** Begin **

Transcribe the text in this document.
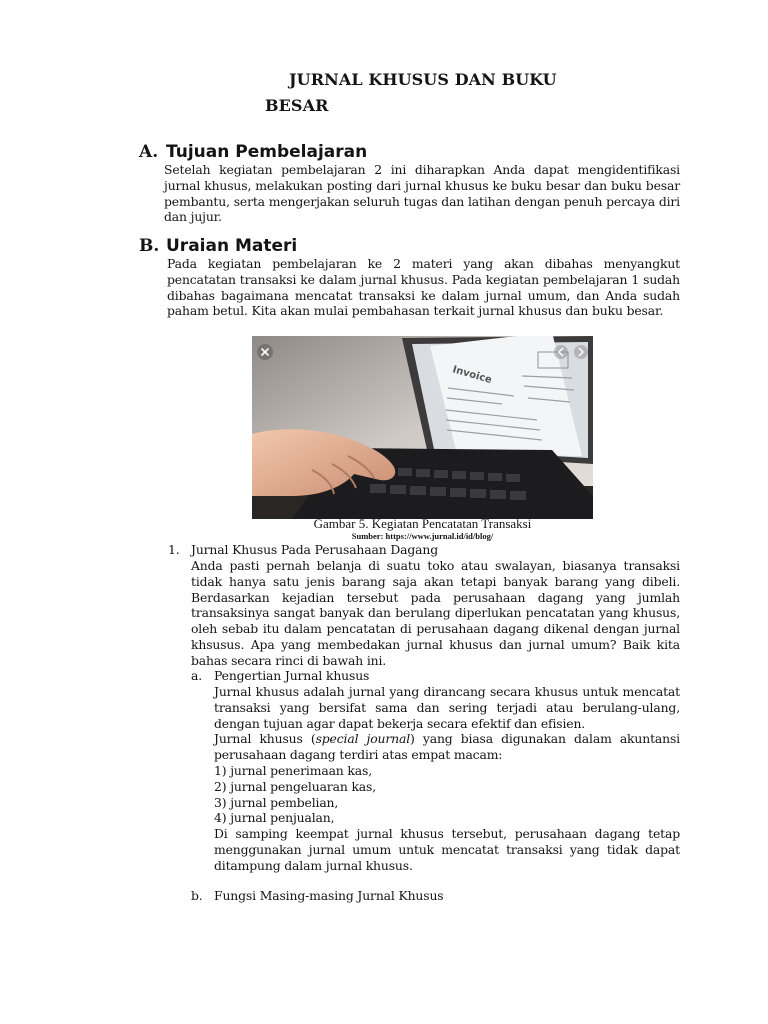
JURNAL KHUSUS DAN BUKU
BESAR
A. Tujuan Pembelajaran
Setelah kegiatan pembelajaran 2 ini diharapkan Anda dapat mengidentifikasi jurnal khusus, melakukan posting dari jurnal khusus ke buku besar dan buku besar pembantu, serta mengerjakan seluruh tugas dan latihan dengan penuh percaya diri dan jujur.
B. Uraian Materi
Pada kegiatan pembelajaran ke 2 materi yang akan dibahas menyangkut pencatatan transaksi ke dalam jurnal khusus. Pada kegiatan pembelajaran 1 sudah dibahas bagaimana mencatat transaksi ke dalam jurnal umum, dan Anda sudah paham betul. Kita akan mulai pembahasan terkait jurnal khusus dan buku besar.
Invoice
Gambar 5. Kegiatan Pencatatan Transaksi
Sumber: https://www.jurnal.id/id/blog/
1. Jurnal Khusus Pada Perusahaan Dagang
Anda pasti pernah belanja di suatu toko atau swalayan, biasanya transaksi tidak hanya satu jenis barang saja akan tetapi banyak barang yang dibeli. Berdasarkan kejadian tersebut pada perusahaan dagang yang jumlah transaksinya sangat banyak dan berulang diperlukan pencatatan yang khusus, oleh sebab itu dalam pencatatan di perusahaan dagang dikenal dengan jurnal khsusus. Apa yang membedakan jurnal khusus dan jurnal umum? Baik kita bahas secara rinci di bawah ini.
a. Pengertian Jurnal khusus
Jurnal khusus adalah jurnal yang dirancang secara khusus untuk mencatat transaksi yang bersifat sama dan sering terjadi atau berulang-ulang, dengan tujuan agar dapat bekerja secara efektif dan efisien.
Jurnal khusus (special journal) yang biasa digunakan dalam akuntansi perusahaan dagang terdiri atas empat macam:
1) jurnal penerimaan kas,
2) jurnal pengeluaran kas,
3) jurnal pembelian,
4) jurnal penjualan,
Di samping keempat jurnal khusus tersebut, perusahaan dagang tetap menggunakan jurnal umum untuk mencatat transaksi yang tidak dapat ditampung dalam jurnal khusus.
b. Fungsi Masing-masing Jurnal Khusus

** End **

> [Exercise requirements]: Omit the pictures, then output the rest of the listing exactly.

> [Written answer]:
Transcribe the text in this document.
JURNAL KHUSUS DAN BUKU
BESAR
A. Tujuan Pembelajaran
Setelah kegiatan pembelajaran 2 ini diharapkan Anda dapat mengidentifikasi jurnal khusus, melakukan posting dari jurnal khusus ke buku besar dan buku besar pembantu, serta mengerjakan seluruh tugas dan latihan dengan penuh percaya diri dan jujur.
B. Uraian Materi
Pada kegiatan pembelajaran ke 2 materi yang akan dibahas menyangkut pencatatan transaksi ke dalam jurnal khusus. Pada kegiatan pembelajaran 1 sudah dibahas bagaimana mencatat transaksi ke dalam jurnal umum, dan Anda sudah paham betul. Kita akan mulai pembahasan terkait jurnal khusus dan buku besar.
Invoice
Gambar 5. Kegiatan Pencatatan Transaksi
Sumber: https://www.jurnal.id/id/blog/
1. Jurnal Khusus Pada Perusahaan Dagang
Anda pasti pernah belanja di suatu toko atau swalayan, biasanya transaksi tidak hanya satu jenis barang saja akan tetapi banyak barang yang dibeli. Berdasarkan kejadian tersebut pada perusahaan dagang yang jumlah transaksinya sangat banyak dan berulang diperlukan pencatatan yang khusus, oleh sebab itu dalam pencatatan di perusahaan dagang dikenal dengan jurnal khsusus. Apa yang membedakan jurnal khusus dan jurnal umum? Baik kita bahas secara rinci di bawah ini.
a. Pengertian Jurnal khusus
Jurnal khusus adalah jurnal yang dirancang secara khusus untuk mencatat transaksi yang bersifat sama dan sering terjadi atau berulang-ulang, dengan tujuan agar dapat bekerja secara efektif dan efisien.
Jurnal khusus (special journal) yang biasa digunakan dalam akuntansi perusahaan dagang terdiri atas empat macam:
1) jurnal penerimaan kas,
2) jurnal pengeluaran kas,
3) jurnal pembelian,
4) jurnal penjualan,
Di samping keempat jurnal khusus tersebut, perusahaan dagang tetap menggunakan jurnal umum untuk mencatat transaksi yang tidak dapat ditampung dalam jurnal khusus.
b. Fungsi Masing-masing Jurnal Khusus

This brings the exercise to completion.